• [WHAT TO PRODUCE]: Give back exactly the lines starting at the one with "Extract the chart's" and ending at the last line of the data below. Pictures are not part of the copy.

[Extracted records]
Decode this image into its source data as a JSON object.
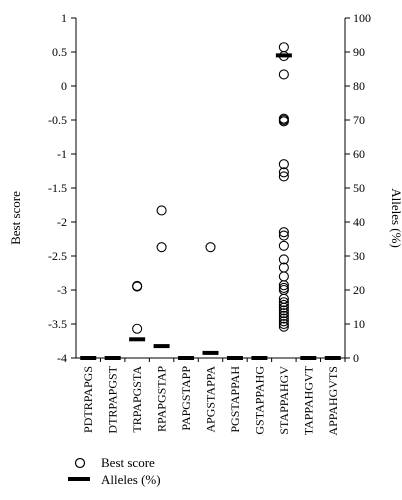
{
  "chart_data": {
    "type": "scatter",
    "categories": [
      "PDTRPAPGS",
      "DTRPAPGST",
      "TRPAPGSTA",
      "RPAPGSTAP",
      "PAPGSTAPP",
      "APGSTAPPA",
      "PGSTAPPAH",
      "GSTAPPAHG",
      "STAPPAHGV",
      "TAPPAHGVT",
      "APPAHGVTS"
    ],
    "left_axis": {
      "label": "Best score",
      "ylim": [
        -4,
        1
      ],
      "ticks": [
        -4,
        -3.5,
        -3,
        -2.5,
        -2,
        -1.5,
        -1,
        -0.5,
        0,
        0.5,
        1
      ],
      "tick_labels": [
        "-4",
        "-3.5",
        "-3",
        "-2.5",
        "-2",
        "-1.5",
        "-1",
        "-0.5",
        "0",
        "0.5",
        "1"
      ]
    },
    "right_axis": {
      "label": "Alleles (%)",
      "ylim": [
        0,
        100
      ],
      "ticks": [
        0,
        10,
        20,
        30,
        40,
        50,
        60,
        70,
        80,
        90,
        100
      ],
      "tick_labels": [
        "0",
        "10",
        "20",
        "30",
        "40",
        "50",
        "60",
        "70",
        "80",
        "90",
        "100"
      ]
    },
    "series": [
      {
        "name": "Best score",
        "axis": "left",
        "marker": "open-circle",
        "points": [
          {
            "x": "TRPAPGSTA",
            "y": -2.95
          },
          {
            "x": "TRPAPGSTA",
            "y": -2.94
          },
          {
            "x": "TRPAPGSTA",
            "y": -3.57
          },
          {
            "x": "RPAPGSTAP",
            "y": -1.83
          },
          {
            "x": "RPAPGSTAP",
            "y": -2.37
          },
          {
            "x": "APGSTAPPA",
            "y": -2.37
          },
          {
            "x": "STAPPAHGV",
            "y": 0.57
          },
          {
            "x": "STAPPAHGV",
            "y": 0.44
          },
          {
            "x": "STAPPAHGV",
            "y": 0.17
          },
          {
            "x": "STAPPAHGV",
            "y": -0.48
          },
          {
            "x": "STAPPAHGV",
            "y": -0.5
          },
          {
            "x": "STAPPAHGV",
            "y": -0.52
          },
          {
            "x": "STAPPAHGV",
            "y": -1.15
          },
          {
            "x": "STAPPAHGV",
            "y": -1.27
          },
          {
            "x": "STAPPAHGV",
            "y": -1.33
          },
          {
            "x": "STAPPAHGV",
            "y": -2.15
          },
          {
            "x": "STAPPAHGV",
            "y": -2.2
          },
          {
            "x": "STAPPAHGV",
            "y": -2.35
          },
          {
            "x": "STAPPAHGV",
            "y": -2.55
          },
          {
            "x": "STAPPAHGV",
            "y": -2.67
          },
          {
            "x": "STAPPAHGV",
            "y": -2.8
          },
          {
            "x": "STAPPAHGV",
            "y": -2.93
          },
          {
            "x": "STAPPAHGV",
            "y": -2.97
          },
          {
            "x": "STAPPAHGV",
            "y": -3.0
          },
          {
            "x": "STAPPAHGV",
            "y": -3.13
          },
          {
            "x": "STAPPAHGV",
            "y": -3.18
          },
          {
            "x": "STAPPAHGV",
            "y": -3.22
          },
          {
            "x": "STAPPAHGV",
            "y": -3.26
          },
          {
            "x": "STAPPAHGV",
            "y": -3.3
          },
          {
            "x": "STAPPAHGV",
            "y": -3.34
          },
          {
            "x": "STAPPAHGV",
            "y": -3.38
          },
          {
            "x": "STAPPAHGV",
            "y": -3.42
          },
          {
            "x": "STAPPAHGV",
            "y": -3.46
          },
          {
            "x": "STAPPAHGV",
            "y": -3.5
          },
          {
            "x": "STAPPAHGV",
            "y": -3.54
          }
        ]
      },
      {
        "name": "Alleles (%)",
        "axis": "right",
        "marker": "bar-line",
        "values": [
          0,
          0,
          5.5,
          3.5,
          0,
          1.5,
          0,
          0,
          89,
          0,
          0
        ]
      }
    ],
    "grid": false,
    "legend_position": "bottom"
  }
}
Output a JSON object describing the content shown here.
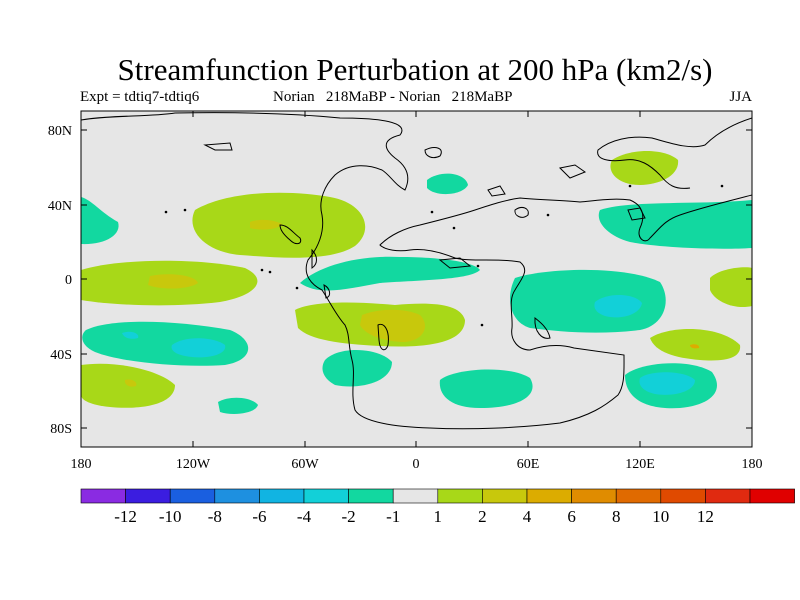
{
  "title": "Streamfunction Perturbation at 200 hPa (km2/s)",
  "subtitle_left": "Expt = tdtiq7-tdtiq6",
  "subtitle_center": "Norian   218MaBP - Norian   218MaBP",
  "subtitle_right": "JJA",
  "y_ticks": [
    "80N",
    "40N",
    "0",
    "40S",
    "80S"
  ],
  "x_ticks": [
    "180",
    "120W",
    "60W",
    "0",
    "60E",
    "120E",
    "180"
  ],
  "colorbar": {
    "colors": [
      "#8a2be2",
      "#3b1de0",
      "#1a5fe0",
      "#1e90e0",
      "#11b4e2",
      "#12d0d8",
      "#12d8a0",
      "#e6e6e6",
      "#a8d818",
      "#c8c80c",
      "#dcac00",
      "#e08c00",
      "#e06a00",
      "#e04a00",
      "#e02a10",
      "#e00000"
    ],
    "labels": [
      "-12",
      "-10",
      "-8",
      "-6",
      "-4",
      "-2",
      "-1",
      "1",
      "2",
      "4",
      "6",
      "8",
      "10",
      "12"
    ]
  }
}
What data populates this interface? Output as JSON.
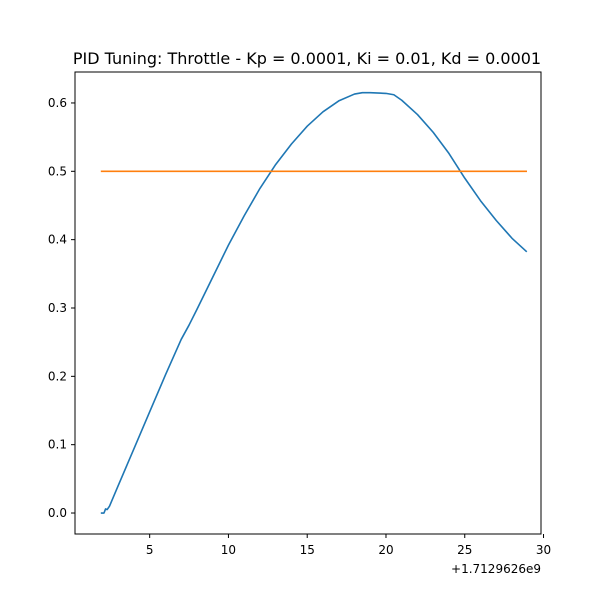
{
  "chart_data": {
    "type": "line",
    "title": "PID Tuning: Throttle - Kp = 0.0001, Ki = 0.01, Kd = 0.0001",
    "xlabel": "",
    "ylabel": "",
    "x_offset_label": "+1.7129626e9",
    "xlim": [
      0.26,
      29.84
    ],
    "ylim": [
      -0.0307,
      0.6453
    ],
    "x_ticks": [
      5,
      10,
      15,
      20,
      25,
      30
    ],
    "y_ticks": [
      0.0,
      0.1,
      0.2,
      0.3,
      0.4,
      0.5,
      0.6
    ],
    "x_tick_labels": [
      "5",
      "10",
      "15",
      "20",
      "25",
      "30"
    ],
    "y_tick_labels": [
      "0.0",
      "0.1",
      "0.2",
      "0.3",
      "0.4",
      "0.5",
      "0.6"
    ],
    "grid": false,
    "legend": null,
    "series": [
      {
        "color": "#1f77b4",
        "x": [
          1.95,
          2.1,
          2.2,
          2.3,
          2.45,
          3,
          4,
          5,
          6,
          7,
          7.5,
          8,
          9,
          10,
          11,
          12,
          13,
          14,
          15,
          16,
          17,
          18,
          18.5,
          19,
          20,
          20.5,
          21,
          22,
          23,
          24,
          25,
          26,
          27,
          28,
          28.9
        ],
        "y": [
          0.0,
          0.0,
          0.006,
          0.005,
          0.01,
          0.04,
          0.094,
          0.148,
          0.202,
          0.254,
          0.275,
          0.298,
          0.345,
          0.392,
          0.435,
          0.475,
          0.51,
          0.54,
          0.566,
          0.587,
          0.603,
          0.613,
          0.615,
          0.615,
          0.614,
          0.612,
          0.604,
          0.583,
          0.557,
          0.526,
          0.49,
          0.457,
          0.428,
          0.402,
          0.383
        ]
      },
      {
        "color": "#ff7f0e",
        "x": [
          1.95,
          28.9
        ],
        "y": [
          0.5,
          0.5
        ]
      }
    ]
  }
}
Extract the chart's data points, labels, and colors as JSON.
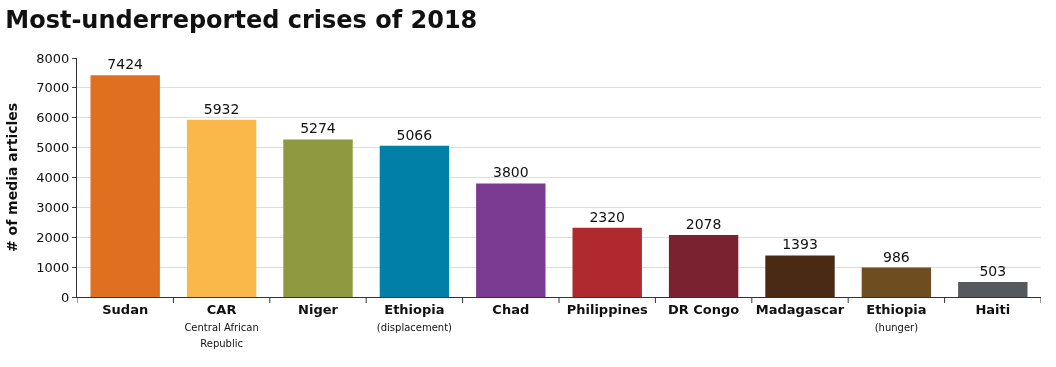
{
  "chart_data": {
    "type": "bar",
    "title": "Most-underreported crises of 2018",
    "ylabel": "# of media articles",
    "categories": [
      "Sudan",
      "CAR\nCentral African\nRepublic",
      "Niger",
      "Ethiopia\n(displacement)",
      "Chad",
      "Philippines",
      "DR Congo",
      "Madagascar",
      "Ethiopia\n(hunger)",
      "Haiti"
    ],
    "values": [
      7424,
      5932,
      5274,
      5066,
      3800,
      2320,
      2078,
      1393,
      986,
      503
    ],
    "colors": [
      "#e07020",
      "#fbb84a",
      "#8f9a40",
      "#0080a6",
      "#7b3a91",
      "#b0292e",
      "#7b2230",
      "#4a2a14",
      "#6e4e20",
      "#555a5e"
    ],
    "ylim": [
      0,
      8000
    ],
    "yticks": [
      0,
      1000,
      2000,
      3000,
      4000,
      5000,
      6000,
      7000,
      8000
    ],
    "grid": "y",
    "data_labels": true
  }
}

• [PROBLEM SOLUTION]:
Extract the chart's data points, labels, and colors as JSON.
{
  "chart_data": {
    "type": "bar",
    "title": "Most-underreported crises of 2018",
    "ylabel": "# of media articles",
    "categories": [
      "Sudan",
      "CAR\nCentral African\nRepublic",
      "Niger",
      "Ethiopia\n(displacement)",
      "Chad",
      "Philippines",
      "DR Congo",
      "Madagascar",
      "Ethiopia\n(hunger)",
      "Haiti"
    ],
    "values": [
      7424,
      5932,
      5274,
      5066,
      3800,
      2320,
      2078,
      1393,
      986,
      503
    ],
    "colors": [
      "#e07020",
      "#fbb84a",
      "#8f9a40",
      "#0080a6",
      "#7b3a91",
      "#b0292e",
      "#7b2230",
      "#4a2a14",
      "#6e4e20",
      "#555a5e"
    ],
    "ylim": [
      0,
      8000
    ],
    "yticks": [
      0,
      1000,
      2000,
      3000,
      4000,
      5000,
      6000,
      7000,
      8000
    ],
    "grid": "y",
    "data_labels": true
  }
}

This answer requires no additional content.